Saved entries

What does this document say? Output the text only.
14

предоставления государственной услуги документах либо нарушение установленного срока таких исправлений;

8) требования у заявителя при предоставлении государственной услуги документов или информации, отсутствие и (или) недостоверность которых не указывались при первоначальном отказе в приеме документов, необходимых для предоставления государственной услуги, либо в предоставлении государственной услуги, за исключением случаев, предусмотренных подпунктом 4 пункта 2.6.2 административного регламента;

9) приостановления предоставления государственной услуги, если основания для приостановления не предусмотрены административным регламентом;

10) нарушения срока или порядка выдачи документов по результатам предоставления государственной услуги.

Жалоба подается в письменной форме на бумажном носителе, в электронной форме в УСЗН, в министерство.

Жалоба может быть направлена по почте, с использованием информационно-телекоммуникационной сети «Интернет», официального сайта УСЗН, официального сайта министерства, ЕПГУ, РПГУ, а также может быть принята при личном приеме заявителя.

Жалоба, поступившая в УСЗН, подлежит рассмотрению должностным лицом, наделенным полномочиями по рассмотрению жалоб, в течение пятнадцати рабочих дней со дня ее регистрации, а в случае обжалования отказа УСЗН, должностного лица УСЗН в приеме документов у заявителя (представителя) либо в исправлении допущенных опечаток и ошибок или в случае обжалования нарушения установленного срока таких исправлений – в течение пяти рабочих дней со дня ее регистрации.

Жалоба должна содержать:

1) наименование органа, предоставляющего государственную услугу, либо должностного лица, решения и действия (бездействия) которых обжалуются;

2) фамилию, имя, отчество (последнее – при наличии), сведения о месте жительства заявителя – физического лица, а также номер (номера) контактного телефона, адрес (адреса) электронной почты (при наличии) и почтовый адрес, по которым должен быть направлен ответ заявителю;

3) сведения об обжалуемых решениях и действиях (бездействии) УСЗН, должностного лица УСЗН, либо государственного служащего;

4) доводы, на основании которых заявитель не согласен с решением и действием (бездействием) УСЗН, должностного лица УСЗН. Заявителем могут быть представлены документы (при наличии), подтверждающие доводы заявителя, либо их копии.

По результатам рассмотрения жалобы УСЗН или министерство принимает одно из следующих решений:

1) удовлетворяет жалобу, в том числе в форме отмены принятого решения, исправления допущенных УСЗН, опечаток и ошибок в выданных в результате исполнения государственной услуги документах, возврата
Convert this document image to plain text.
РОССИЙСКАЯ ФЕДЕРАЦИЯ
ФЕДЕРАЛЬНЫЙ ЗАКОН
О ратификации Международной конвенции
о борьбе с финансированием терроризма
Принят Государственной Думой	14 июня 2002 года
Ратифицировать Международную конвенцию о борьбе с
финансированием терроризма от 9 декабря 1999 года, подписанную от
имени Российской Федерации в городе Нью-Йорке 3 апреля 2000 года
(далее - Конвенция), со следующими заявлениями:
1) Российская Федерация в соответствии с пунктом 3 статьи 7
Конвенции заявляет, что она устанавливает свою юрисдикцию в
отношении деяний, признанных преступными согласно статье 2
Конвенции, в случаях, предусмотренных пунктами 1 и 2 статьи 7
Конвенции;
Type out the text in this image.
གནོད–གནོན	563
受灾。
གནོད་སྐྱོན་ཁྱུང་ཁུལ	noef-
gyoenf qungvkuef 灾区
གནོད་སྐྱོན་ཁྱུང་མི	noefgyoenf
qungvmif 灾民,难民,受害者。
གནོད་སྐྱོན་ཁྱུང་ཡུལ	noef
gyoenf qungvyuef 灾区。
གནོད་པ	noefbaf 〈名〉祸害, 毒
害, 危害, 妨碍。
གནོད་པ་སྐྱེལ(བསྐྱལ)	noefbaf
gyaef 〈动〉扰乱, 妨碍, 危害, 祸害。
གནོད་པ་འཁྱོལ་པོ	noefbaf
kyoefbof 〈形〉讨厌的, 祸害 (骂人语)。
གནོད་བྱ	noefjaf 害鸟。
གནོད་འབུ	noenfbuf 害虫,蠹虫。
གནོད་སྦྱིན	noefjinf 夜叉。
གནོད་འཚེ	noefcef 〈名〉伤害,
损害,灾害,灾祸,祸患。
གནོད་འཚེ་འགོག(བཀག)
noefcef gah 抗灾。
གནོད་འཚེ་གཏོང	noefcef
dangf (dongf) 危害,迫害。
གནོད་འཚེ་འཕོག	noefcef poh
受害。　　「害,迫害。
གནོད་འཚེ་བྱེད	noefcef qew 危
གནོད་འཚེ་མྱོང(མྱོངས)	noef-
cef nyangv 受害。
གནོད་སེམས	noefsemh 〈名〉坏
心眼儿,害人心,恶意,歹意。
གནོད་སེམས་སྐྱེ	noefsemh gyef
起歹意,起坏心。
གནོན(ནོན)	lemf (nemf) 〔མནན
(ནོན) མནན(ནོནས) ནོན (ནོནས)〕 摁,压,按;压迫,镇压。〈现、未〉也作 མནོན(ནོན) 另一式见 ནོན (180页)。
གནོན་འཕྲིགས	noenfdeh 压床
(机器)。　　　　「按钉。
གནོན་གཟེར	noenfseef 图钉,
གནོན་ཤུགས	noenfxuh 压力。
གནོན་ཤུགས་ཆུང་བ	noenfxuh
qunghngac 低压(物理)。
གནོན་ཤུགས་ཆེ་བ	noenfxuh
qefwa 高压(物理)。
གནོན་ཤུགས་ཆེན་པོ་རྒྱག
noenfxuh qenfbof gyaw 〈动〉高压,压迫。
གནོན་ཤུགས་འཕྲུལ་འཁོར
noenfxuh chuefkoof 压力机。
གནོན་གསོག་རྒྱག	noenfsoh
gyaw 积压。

**Exercise instructions**
The records above need to be transcribed in full. Keep every character unchanged.

**Result of the task**
What does this document say? Output the text only.
14

предоставления государственной услуги документах либо нарушение установленного срока таких исправлений;

8) требования у заявителя при предоставлении государственной услуги документов или информации, отсутствие и (или) недостоверность которых не указывались при первоначальном отказе в приеме документов, необходимых для предоставления государственной услуги, либо в предоставлении государственной услуги, за исключением случаев, предусмотренных подпунктом 4 пункта 2.6.2 административного регламента;

9) приостановления предоставления государственной услуги, если основания для приостановления не предусмотрены административным регламентом;

10) нарушения срока или порядка выдачи документов по результатам предоставления государственной услуги.

Жалоба подается в письменной форме на бумажном носителе, в электронной форме в УСЗН, в министерство.

Жалоба может быть направлена по почте, с использованием информационно-телекоммуникационной сети «Интернет», официального сайта УСЗН, официального сайта министерства, ЕПГУ, РПГУ, а также может быть принята при личном приеме заявителя.

Жалоба, поступившая в УСЗН, подлежит рассмотрению должностным лицом, наделенным полномочиями по рассмотрению жалоб, в течение пятнадцати рабочих дней со дня ее регистрации, а в случае обжалования отказа УСЗН, должностного лица УСЗН в приеме документов у заявителя (представителя) либо в исправлении допущенных опечаток и ошибок или в случае обжалования нарушения установленного срока таких исправлений – в течение пяти рабочих дней со дня ее регистрации.

Жалоба должна содержать:

1) наименование органа, предоставляющего государственную услугу, либо должностного лица, решения и действия (бездействия) которых обжалуются;

2) фамилию, имя, отчество (последнее – при наличии), сведения о месте жительства заявителя – физического лица, а также номер (номера) контактного телефона, адрес (адреса) электронной почты (при наличии) и почтовый адрес, по которым должен быть направлен ответ заявителю;

3) сведения об обжалуемых решениях и действиях (бездействии) УСЗН, должностного лица УСЗН, либо государственного служащего;

4) доводы, на основании которых заявитель не согласен с решением и действием (бездействием) УСЗН, должностного лица УСЗН. Заявителем могут быть представлены документы (при наличии), подтверждающие доводы заявителя, либо их копии.

По результатам рассмотрения жалобы УСЗН или министерство принимает одно из следующих решений:

1) удовлетворяет жалобу, в том числе в форме отмены принятого решения, исправления допущенных УСЗН, опечаток и ошибок в выданных в результате исполнения государственной услуги документах, возврата
Convert this document image to plain text.
РОССИЙСКАЯ ФЕДЕРАЦИЯ
ФЕДЕРАЛЬНЫЙ ЗАКОН
О ратификации Международной конвенции
о борьбе с финансированием терроризма
Принят Государственной Думой	14 июня 2002 года
Ратифицировать Международную конвенцию о борьбе с
финансированием терроризма от 9 декабря 1999 года, подписанную от
имени Российской Федерации в городе Нью-Йорке 3 апреля 2000 года
(далее - Конвенция), со следующими заявлениями:
1) Российская Федерация в соответствии с пунктом 3 статьи 7
Конвенции заявляет, что она устанавливает свою юрисдикцию в
отношении деяний, признанных преступными согласно статье 2
Конвенции, в случаях, предусмотренных пунктами 1 и 2 статьи 7
Конвенции;
Type out the text in this image.
གནོད–གནོན	563
受灾。
གནོད་སྐྱོན་ཁྱུང་ཁུལ	noef-
gyoenf qungvkuef 灾区
གནོད་སྐྱོན་ཁྱུང་མི	noefgyoenf
qungvmif 灾民,难民,受害者。
གནོད་སྐྱོན་ཁྱུང་ཡུལ	noef
gyoenf qungvyuef 灾区。
གནོད་པ	noefbaf 〈名〉祸害, 毒
害, 危害, 妨碍。
གནོད་པ་སྐྱེལ(བསྐྱལ)	noefbaf
gyaef 〈动〉扰乱, 妨碍, 危害, 祸害。
གནོད་པ་འཁྱོལ་པོ	noefbaf
kyoefbof 〈形〉讨厌的, 祸害 (骂人语)。
གནོད་བྱ	noefjaf 害鸟。
གནོད་འབུ	noenfbuf 害虫,蠹虫。
གནོད་སྦྱིན	noefjinf 夜叉。
གནོད་འཚེ	noefcef 〈名〉伤害,
损害,灾害,灾祸,祸患。
གནོད་འཚེ་འགོག(བཀག)
noefcef gah 抗灾。
གནོད་འཚེ་གཏོང	noefcef
dangf (dongf) 危害,迫害。
གནོད་འཚེ་འཕོག	noefcef poh
受害。　　「害,迫害。
གནོད་འཚེ་བྱེད	noefcef qew 危
གནོད་འཚེ་མྱོང(མྱོངས)	noef-
cef nyangv 受害。
གནོད་སེམས	noefsemh 〈名〉坏
心眼儿,害人心,恶意,歹意。
གནོད་སེམས་སྐྱེ	noefsemh gyef
起歹意,起坏心。
གནོན(ནོན)	lemf (nemf) 〔མནན
(ནོན) མནན(ནོནས) ནོན (ནོནས)〕 摁,压,按;压迫,镇压。〈现、未〉也作 མནོན(ནོན) 另一式见 ནོན (180页)。
གནོན་འཕྲིགས	noenfdeh 压床
(机器)。　　　　「按钉。
གནོན་གཟེར	noenfseef 图钉,
གནོན་ཤུགས	noenfxuh 压力。
གནོན་ཤུགས་ཆུང་བ	noenfxuh
qunghngac 低压(物理)。
གནོན་ཤུགས་ཆེ་བ	noenfxuh
qefwa 高压(物理)。
གནོན་ཤུགས་ཆེན་པོ་རྒྱག
noenfxuh qenfbof gyaw 〈动〉高压,压迫。
གནོན་ཤུགས་འཕྲུལ་འཁོར
noenfxuh chuefkoof 压力机。
གནོན་གསོག་རྒྱག	noenfsoh
gyaw 积压。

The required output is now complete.